■ **Provided material**:
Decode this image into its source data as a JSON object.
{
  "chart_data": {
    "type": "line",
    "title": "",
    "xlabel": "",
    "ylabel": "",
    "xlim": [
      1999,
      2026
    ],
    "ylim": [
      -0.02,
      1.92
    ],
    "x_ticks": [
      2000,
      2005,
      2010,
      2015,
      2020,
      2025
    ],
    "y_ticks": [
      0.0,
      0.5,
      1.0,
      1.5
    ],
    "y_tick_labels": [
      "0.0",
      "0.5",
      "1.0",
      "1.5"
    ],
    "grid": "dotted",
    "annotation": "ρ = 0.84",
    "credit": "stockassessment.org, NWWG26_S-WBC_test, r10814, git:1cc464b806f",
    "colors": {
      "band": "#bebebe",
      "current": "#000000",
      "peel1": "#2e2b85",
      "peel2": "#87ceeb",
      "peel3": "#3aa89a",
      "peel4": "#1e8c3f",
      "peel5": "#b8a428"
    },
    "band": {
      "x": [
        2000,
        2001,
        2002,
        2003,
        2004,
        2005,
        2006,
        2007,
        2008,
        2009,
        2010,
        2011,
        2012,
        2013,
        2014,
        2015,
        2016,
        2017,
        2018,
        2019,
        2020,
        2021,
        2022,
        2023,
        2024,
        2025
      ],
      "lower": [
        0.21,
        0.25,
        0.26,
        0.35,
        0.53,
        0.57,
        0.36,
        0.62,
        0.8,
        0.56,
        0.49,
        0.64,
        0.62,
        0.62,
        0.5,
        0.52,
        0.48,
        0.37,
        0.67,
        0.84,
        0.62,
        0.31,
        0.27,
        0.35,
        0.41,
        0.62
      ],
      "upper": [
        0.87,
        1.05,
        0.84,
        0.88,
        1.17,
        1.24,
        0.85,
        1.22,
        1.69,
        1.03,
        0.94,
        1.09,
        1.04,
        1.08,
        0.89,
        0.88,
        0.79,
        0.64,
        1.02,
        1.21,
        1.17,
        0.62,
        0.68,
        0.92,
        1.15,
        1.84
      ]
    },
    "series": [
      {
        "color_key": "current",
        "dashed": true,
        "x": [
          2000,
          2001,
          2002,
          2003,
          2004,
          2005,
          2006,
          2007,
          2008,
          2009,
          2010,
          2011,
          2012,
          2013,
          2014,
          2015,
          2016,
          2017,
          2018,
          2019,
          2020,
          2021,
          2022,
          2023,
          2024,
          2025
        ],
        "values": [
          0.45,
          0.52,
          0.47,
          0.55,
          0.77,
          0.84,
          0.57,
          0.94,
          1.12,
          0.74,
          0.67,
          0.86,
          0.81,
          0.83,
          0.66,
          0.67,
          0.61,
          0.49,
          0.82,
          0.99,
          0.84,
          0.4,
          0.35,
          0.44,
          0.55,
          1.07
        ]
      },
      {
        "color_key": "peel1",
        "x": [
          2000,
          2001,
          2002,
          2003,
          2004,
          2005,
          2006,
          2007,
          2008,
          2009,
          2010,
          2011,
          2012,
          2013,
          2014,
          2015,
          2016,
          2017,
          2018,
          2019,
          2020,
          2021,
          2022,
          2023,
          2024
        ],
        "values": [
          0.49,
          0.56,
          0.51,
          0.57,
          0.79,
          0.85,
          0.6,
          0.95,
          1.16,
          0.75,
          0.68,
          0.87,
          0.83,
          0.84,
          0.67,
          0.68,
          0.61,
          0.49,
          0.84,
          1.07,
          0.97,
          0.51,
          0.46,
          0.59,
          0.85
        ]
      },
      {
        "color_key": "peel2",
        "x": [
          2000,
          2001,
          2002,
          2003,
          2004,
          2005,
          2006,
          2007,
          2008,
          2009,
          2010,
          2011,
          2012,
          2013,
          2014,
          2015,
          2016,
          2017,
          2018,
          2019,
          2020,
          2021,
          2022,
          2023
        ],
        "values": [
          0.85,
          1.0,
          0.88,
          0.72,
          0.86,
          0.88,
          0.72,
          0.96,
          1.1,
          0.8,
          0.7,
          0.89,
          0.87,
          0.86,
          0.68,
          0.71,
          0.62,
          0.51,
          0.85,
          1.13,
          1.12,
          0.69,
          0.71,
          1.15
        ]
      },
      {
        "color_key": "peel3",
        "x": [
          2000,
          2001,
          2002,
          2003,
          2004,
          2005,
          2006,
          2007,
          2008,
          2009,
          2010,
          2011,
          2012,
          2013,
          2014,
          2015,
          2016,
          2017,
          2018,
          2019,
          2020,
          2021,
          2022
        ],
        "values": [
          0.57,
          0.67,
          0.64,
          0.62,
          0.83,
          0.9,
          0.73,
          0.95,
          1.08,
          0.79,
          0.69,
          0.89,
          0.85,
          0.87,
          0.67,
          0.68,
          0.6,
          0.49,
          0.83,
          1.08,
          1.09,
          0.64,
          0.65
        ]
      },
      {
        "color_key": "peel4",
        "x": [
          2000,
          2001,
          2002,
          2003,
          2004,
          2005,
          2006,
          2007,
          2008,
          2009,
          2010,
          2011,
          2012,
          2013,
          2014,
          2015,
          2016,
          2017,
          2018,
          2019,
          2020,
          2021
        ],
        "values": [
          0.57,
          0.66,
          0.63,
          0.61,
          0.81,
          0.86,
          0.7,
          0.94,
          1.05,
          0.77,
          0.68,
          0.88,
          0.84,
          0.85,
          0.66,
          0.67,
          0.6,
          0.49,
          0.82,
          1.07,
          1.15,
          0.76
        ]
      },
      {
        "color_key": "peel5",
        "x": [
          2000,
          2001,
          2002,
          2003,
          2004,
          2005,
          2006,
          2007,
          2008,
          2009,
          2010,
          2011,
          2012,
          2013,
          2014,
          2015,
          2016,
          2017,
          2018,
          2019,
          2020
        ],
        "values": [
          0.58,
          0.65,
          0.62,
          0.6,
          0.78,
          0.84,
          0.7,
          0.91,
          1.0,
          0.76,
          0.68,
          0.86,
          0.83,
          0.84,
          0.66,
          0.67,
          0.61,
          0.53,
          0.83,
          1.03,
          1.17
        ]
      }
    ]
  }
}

■ **Required work**: Repeat the listing in full, keeping every line exactly as it is.

■ **Task answer**:
Decode this image into its source data as a JSON object.
{
  "chart_data": {
    "type": "line",
    "title": "",
    "xlabel": "",
    "ylabel": "",
    "xlim": [
      1999,
      2026
    ],
    "ylim": [
      -0.02,
      1.92
    ],
    "x_ticks": [
      2000,
      2005,
      2010,
      2015,
      2020,
      2025
    ],
    "y_ticks": [
      0.0,
      0.5,
      1.0,
      1.5
    ],
    "y_tick_labels": [
      "0.0",
      "0.5",
      "1.0",
      "1.5"
    ],
    "grid": "dotted",
    "annotation": "ρ = 0.84",
    "credit": "stockassessment.org, NWWG26_S-WBC_test, r10814, git:1cc464b806f",
    "colors": {
      "band": "#bebebe",
      "current": "#000000",
      "peel1": "#2e2b85",
      "peel2": "#87ceeb",
      "peel3": "#3aa89a",
      "peel4": "#1e8c3f",
      "peel5": "#b8a428"
    },
    "band": {
      "x": [
        2000,
        2001,
        2002,
        2003,
        2004,
        2005,
        2006,
        2007,
        2008,
        2009,
        2010,
        2011,
        2012,
        2013,
        2014,
        2015,
        2016,
        2017,
        2018,
        2019,
        2020,
        2021,
        2022,
        2023,
        2024,
        2025
      ],
      "lower": [
        0.21,
        0.25,
        0.26,
        0.35,
        0.53,
        0.57,
        0.36,
        0.62,
        0.8,
        0.56,
        0.49,
        0.64,
        0.62,
        0.62,
        0.5,
        0.52,
        0.48,
        0.37,
        0.67,
        0.84,
        0.62,
        0.31,
        0.27,
        0.35,
        0.41,
        0.62
      ],
      "upper": [
        0.87,
        1.05,
        0.84,
        0.88,
        1.17,
        1.24,
        0.85,
        1.22,
        1.69,
        1.03,
        0.94,
        1.09,
        1.04,
        1.08,
        0.89,
        0.88,
        0.79,
        0.64,
        1.02,
        1.21,
        1.17,
        0.62,
        0.68,
        0.92,
        1.15,
        1.84
      ]
    },
    "series": [
      {
        "color_key": "current",
        "dashed": true,
        "x": [
          2000,
          2001,
          2002,
          2003,
          2004,
          2005,
          2006,
          2007,
          2008,
          2009,
          2010,
          2011,
          2012,
          2013,
          2014,
          2015,
          2016,
          2017,
          2018,
          2019,
          2020,
          2021,
          2022,
          2023,
          2024,
          2025
        ],
        "values": [
          0.45,
          0.52,
          0.47,
          0.55,
          0.77,
          0.84,
          0.57,
          0.94,
          1.12,
          0.74,
          0.67,
          0.86,
          0.81,
          0.83,
          0.66,
          0.67,
          0.61,
          0.49,
          0.82,
          0.99,
          0.84,
          0.4,
          0.35,
          0.44,
          0.55,
          1.07
        ]
      },
      {
        "color_key": "peel1",
        "x": [
          2000,
          2001,
          2002,
          2003,
          2004,
          2005,
          2006,
          2007,
          2008,
          2009,
          2010,
          2011,
          2012,
          2013,
          2014,
          2015,
          2016,
          2017,
          2018,
          2019,
          2020,
          2021,
          2022,
          2023,
          2024
        ],
        "values": [
          0.49,
          0.56,
          0.51,
          0.57,
          0.79,
          0.85,
          0.6,
          0.95,
          1.16,
          0.75,
          0.68,
          0.87,
          0.83,
          0.84,
          0.67,
          0.68,
          0.61,
          0.49,
          0.84,
          1.07,
          0.97,
          0.51,
          0.46,
          0.59,
          0.85
        ]
      },
      {
        "color_key": "peel2",
        "x": [
          2000,
          2001,
          2002,
          2003,
          2004,
          2005,
          2006,
          2007,
          2008,
          2009,
          2010,
          2011,
          2012,
          2013,
          2014,
          2015,
          2016,
          2017,
          2018,
          2019,
          2020,
          2021,
          2022,
          2023
        ],
        "values": [
          0.85,
          1.0,
          0.88,
          0.72,
          0.86,
          0.88,
          0.72,
          0.96,
          1.1,
          0.8,
          0.7,
          0.89,
          0.87,
          0.86,
          0.68,
          0.71,
          0.62,
          0.51,
          0.85,
          1.13,
          1.12,
          0.69,
          0.71,
          1.15
        ]
      },
      {
        "color_key": "peel3",
        "x": [
          2000,
          2001,
          2002,
          2003,
          2004,
          2005,
          2006,
          2007,
          2008,
          2009,
          2010,
          2011,
          2012,
          2013,
          2014,
          2015,
          2016,
          2017,
          2018,
          2019,
          2020,
          2021,
          2022
        ],
        "values": [
          0.57,
          0.67,
          0.64,
          0.62,
          0.83,
          0.9,
          0.73,
          0.95,
          1.08,
          0.79,
          0.69,
          0.89,
          0.85,
          0.87,
          0.67,
          0.68,
          0.6,
          0.49,
          0.83,
          1.08,
          1.09,
          0.64,
          0.65
        ]
      },
      {
        "color_key": "peel4",
        "x": [
          2000,
          2001,
          2002,
          2003,
          2004,
          2005,
          2006,
          2007,
          2008,
          2009,
          2010,
          2011,
          2012,
          2013,
          2014,
          2015,
          2016,
          2017,
          2018,
          2019,
          2020,
          2021
        ],
        "values": [
          0.57,
          0.66,
          0.63,
          0.61,
          0.81,
          0.86,
          0.7,
          0.94,
          1.05,
          0.77,
          0.68,
          0.88,
          0.84,
          0.85,
          0.66,
          0.67,
          0.6,
          0.49,
          0.82,
          1.07,
          1.15,
          0.76
        ]
      },
      {
        "color_key": "peel5",
        "x": [
          2000,
          2001,
          2002,
          2003,
          2004,
          2005,
          2006,
          2007,
          2008,
          2009,
          2010,
          2011,
          2012,
          2013,
          2014,
          2015,
          2016,
          2017,
          2018,
          2019,
          2020
        ],
        "values": [
          0.58,
          0.65,
          0.62,
          0.6,
          0.78,
          0.84,
          0.7,
          0.91,
          1.0,
          0.76,
          0.68,
          0.86,
          0.83,
          0.84,
          0.66,
          0.67,
          0.61,
          0.53,
          0.83,
          1.03,
          1.17
        ]
      }
    ]
  }
}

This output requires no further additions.